Work instructions » Where does the string "août" appear in the records? Copy every line that contains it.
──────
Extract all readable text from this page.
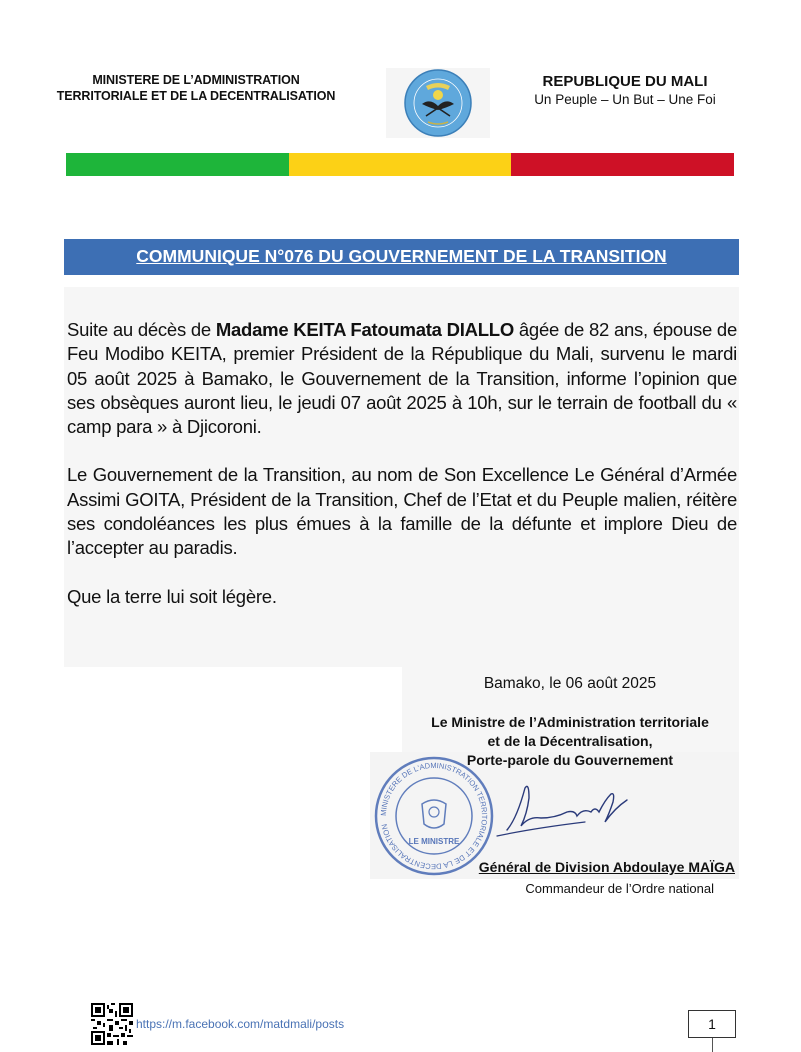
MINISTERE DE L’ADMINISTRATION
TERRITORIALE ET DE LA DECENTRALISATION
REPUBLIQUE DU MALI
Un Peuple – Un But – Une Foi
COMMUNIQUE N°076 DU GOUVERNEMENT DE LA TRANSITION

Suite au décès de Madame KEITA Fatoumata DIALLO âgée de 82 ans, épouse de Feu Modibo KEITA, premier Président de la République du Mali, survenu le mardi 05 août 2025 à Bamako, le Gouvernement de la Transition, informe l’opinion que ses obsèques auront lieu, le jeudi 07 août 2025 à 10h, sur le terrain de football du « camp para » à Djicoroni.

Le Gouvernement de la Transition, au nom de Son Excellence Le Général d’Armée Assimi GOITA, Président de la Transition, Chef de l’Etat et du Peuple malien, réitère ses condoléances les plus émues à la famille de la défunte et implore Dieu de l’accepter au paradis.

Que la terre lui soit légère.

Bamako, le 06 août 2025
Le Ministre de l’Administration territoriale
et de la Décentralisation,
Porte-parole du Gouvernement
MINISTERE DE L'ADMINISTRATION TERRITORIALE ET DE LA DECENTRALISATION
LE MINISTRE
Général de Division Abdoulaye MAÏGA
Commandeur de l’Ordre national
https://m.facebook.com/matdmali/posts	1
──────
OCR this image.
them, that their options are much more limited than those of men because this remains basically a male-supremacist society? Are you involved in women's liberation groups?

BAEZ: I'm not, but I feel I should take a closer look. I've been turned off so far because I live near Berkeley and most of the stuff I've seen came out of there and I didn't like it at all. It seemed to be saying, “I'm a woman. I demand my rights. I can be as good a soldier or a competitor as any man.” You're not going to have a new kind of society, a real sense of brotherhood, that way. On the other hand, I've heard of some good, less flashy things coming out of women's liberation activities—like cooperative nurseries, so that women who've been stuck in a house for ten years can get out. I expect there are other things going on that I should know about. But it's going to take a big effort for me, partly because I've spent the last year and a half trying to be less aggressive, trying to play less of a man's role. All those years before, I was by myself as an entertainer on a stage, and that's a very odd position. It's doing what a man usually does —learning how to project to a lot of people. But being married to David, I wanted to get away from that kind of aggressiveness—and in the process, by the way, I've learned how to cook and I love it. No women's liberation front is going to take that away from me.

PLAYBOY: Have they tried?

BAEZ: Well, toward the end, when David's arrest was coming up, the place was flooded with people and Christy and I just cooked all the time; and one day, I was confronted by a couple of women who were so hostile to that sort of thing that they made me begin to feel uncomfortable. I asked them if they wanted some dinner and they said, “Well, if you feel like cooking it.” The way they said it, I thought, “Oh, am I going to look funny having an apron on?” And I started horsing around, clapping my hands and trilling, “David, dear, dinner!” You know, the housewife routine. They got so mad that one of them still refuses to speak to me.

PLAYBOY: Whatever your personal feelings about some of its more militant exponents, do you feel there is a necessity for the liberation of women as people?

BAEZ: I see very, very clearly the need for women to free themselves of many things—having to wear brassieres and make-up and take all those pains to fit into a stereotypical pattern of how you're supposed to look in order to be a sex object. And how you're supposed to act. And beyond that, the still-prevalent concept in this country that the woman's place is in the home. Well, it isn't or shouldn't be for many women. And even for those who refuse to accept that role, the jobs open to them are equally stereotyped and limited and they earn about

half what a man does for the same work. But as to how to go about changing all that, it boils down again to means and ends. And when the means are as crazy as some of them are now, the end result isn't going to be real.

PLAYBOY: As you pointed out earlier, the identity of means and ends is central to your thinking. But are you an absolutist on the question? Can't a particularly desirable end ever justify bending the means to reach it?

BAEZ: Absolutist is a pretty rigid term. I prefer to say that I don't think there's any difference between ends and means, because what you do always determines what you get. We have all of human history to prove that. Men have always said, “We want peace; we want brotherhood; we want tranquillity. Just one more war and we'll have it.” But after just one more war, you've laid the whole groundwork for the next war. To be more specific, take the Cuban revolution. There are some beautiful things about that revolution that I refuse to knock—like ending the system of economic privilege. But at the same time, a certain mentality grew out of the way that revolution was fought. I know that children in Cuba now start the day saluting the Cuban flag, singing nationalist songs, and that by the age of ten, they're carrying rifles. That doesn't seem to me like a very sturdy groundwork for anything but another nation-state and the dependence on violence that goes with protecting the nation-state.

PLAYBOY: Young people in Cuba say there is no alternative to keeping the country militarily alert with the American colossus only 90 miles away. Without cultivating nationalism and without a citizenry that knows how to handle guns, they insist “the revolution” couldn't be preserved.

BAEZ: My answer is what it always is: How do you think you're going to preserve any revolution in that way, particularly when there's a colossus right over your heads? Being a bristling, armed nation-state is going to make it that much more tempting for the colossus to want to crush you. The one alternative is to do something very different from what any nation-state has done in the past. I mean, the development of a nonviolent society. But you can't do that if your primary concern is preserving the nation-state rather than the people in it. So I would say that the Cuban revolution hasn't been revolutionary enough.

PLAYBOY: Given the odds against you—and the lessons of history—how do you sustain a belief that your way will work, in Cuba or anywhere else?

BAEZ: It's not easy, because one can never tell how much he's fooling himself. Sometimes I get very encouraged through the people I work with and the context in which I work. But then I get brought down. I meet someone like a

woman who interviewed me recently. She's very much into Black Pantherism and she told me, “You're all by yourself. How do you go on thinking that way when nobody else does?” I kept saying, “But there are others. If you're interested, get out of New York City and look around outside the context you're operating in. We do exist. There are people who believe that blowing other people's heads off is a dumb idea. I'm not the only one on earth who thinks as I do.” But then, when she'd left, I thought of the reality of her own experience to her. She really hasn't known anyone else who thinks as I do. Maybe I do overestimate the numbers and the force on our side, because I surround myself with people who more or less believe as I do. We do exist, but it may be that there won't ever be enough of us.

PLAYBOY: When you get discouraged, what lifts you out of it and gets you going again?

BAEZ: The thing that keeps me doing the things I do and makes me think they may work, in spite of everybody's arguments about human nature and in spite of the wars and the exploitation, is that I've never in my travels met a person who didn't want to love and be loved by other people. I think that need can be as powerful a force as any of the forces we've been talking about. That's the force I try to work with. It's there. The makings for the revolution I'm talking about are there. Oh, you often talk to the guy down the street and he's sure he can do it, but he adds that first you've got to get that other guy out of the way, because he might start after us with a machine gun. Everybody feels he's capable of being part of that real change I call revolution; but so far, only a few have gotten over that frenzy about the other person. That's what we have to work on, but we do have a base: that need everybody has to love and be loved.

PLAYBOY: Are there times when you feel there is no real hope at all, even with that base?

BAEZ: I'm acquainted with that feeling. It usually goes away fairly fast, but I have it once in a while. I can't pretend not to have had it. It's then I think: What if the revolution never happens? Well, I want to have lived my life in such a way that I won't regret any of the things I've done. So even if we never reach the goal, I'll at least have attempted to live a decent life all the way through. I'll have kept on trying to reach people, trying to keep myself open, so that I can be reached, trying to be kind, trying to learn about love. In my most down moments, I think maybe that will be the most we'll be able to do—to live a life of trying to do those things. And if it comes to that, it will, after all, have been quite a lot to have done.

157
──────
Exercise result »
Suite au décès de Madame KEITA Fatoumata DIALLO âgée de 82 ans, épouse de Feu Modibo KEITA, premier Président de la République du Mali, survenu le mardi 05 août 2025 à Bamako, le Gouvernement de la Transition, informe l’opinion que ses obsèques auront lieu, le jeudi 07 août 2025 à 10h, sur le terrain de football du « camp para » à Djicoroni.
Bamako, le 06 août 2025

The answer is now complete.